- **SET EXERCISE**
Collect all lines containing the word "Repetir" from the data.

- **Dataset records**
((
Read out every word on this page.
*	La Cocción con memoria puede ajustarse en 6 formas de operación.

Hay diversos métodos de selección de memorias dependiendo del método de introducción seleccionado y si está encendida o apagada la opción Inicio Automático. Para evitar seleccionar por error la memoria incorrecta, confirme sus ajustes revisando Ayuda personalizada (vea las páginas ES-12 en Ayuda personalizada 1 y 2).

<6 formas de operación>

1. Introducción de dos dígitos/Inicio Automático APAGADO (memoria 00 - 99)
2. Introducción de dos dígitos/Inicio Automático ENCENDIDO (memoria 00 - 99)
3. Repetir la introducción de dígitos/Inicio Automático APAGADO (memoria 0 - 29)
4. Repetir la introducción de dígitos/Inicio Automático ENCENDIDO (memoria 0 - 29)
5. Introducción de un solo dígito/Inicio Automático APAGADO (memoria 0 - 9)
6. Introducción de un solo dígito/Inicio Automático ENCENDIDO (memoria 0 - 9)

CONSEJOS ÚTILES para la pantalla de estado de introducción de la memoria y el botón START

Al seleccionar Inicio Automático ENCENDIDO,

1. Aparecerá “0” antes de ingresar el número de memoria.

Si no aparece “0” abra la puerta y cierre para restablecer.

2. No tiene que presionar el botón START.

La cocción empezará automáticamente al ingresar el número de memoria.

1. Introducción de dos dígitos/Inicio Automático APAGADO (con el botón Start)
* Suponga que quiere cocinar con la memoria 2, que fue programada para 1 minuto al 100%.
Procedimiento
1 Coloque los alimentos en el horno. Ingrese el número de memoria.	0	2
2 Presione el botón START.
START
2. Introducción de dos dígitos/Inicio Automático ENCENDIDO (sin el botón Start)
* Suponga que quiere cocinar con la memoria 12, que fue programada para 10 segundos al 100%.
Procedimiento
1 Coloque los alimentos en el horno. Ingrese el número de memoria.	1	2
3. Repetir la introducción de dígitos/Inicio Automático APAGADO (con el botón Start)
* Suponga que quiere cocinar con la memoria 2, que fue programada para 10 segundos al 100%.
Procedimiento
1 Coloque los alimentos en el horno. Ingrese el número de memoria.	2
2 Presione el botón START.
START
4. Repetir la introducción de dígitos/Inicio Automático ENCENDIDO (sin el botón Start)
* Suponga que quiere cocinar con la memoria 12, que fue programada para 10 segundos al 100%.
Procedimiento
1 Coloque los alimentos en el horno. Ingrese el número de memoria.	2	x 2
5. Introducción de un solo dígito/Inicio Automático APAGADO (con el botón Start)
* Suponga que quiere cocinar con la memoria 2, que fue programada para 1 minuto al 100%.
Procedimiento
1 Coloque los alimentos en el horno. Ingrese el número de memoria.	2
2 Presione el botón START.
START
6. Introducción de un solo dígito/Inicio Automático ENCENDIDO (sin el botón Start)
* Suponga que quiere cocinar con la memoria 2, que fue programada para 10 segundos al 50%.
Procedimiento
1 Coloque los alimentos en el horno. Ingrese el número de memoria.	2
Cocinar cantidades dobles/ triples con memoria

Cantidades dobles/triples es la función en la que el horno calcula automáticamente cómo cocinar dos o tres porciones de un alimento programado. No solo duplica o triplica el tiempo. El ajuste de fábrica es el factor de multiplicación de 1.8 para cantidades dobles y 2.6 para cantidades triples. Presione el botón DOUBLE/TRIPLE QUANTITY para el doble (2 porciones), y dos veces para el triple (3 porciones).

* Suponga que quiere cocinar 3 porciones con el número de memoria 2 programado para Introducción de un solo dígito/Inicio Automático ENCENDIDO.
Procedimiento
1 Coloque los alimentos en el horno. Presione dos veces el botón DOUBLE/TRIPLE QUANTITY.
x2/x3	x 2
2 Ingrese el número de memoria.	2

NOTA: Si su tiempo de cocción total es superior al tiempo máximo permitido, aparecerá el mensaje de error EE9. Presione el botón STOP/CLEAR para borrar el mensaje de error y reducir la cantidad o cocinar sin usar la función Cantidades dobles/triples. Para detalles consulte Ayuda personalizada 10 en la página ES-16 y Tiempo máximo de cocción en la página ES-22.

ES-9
))
- **SOLVED EXERCISE**
3. Repetir la introducción de dígitos/Inicio Automático APAGADO (memoria 0 - 29)
4. Repetir la introducción de dígitos/Inicio Automático ENCENDIDO (memoria 0 - 29)
3. Repetir la introducción de dígitos/Inicio Automático APAGADO (con el botón Start)
4. Repetir la introducción de dígitos/Inicio Automático ENCENDIDO (sin el botón Start)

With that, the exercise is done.